Short problem: Repeat each record exactly. Any picture gets left out.

— start Entries —

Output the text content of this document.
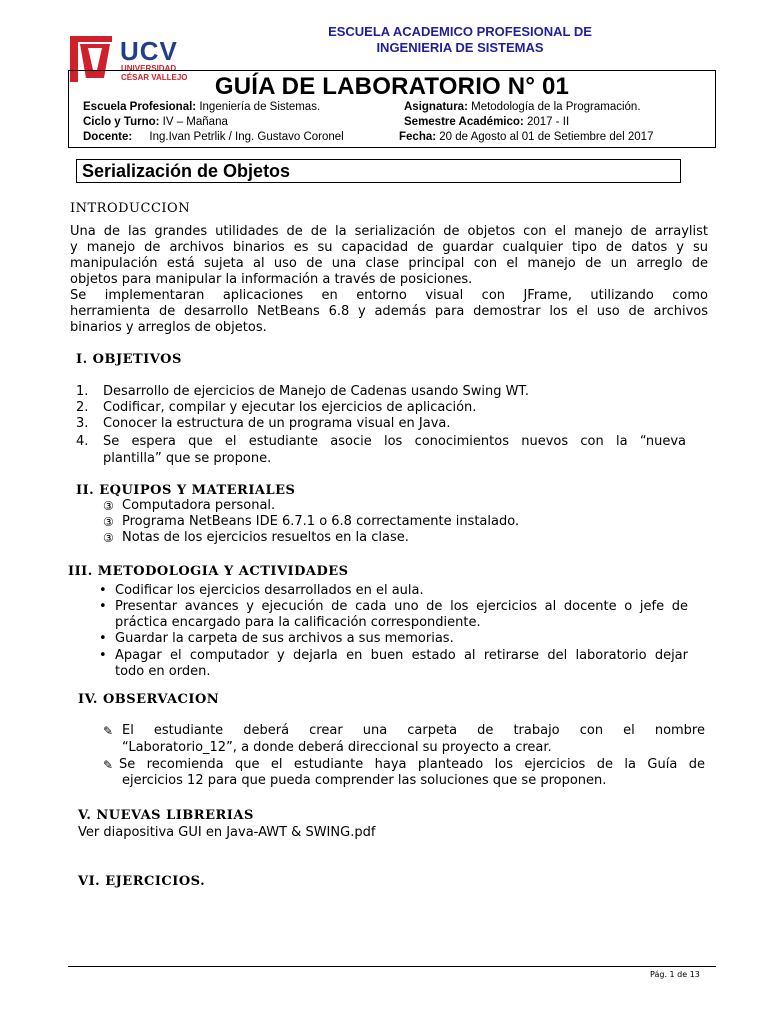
ESCUELA ACADEMICO PROFESIONAL DE
INGENIERIA DE SISTEMAS
UCV
UNIVERSIDAD
CÉSAR VALLEJO	GUÍA DE LABORATORIO N° 01
Escuela Profesional: Ingeniería de Sistemas.	Asignatura: Metodología de la Programación.
Ciclo y Turno: IV – Mañana	Semestre Académico: 2017 - II
Docente: Ing.Ivan Petrlik / Ing. Gustavo Coronel	Fecha: 20 de Agosto al 01 de Setiembre del 2017
Serialización de Objetos
INTRODUCCION
Una de las grandes utilidades de de la serialización de objetos con el manejo de arraylist
y manejo de archivos binarios es su capacidad de guardar cualquier tipo de datos y su
manipulación está sujeta al uso de una clase principal con el manejo de un arreglo de
objetos para manipular la información a través de posiciones.
Se implementaran aplicaciones en entorno visual con JFrame, utilizando como
herramienta de desarrollo NetBeans 6.8 y además para demostrar los el uso de archivos
binarios y arreglos de objetos.
I. OBJETIVOS
1. Desarrollo de ejercicios de Manejo de Cadenas usando Swing WT.
2. Codificar, compilar y ejecutar los ejercicios de aplicación.
3. Conocer la estructura de un programa visual en Java.
4. Se espera que el estudiante asocie los conocimientos nuevos con la “nueva
plantilla” que se propone.
II. EQUIPOS Y MATERIALES
③ Computadora personal.
③ Programa NetBeans IDE 6.7.1 o 6.8 correctamente instalado.
③ Notas de los ejercicios resueltos en la clase.
III. METODOLOGIA Y ACTIVIDADES
• Codificar los ejercicios desarrollados en el aula.
• Presentar avances y ejecución de cada uno de los ejercicios al docente o jefe de
práctica encargado para la calificación correspondiente.
• Guardar la carpeta de sus archivos a sus memorias.
• Apagar el computador y dejarla en buen estado al retirarse del laboratorio dejar
todo en orden.
IV. OBSERVACION
✎ El estudiante deberá crear una carpeta de trabajo con el nombre
“Laboratorio_12”, a donde deberá direccional su proyecto a crear.
✎ Se recomienda que el estudiante haya planteado los ejercicios de la Guía de
ejercicios 12 para que pueda comprender las soluciones que se proponen.
V. NUEVAS LIBRERIAS
Ver diapositiva GUI en Java-AWT & SWING.pdf
VI. EJERCICIOS.
Pág. 1 de 13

— end Entries —

Answer below:
Output the text content of this document.
ESCUELA ACADEMICO PROFESIONAL DE
INGENIERIA DE SISTEMAS
UCV
UNIVERSIDAD
CÉSAR VALLEJO	GUÍA DE LABORATORIO N° 01
Escuela Profesional: Ingeniería de Sistemas.	Asignatura: Metodología de la Programación.
Ciclo y Turno: IV – Mañana	Semestre Académico: 2017 - II
Docente: Ing.Ivan Petrlik / Ing. Gustavo Coronel	Fecha: 20 de Agosto al 01 de Setiembre del 2017
Serialización de Objetos
INTRODUCCION
Una de las grandes utilidades de de la serialización de objetos con el manejo de arraylist
y manejo de archivos binarios es su capacidad de guardar cualquier tipo de datos y su
manipulación está sujeta al uso de una clase principal con el manejo de un arreglo de
objetos para manipular la información a través de posiciones.
Se implementaran aplicaciones en entorno visual con JFrame, utilizando como
herramienta de desarrollo NetBeans 6.8 y además para demostrar los el uso de archivos
binarios y arreglos de objetos.
I. OBJETIVOS
1. Desarrollo de ejercicios de Manejo de Cadenas usando Swing WT.
2. Codificar, compilar y ejecutar los ejercicios de aplicación.
3. Conocer la estructura de un programa visual en Java.
4. Se espera que el estudiante asocie los conocimientos nuevos con la “nueva
plantilla” que se propone.
II. EQUIPOS Y MATERIALES
③ Computadora personal.
③ Programa NetBeans IDE 6.7.1 o 6.8 correctamente instalado.
③ Notas de los ejercicios resueltos en la clase.
III. METODOLOGIA Y ACTIVIDADES
• Codificar los ejercicios desarrollados en el aula.
• Presentar avances y ejecución de cada uno de los ejercicios al docente o jefe de
práctica encargado para la calificación correspondiente.
• Guardar la carpeta de sus archivos a sus memorias.
• Apagar el computador y dejarla en buen estado al retirarse del laboratorio dejar
todo en orden.
IV. OBSERVACION
✎ El estudiante deberá crear una carpeta de trabajo con el nombre
“Laboratorio_12”, a donde deberá direccional su proyecto a crear.
✎ Se recomienda que el estudiante haya planteado los ejercicios de la Guía de
ejercicios 12 para que pueda comprender las soluciones que se proponen.
V. NUEVAS LIBRERIAS
Ver diapositiva GUI en Java-AWT & SWING.pdf
VI. EJERCICIOS.
Pág. 1 de 13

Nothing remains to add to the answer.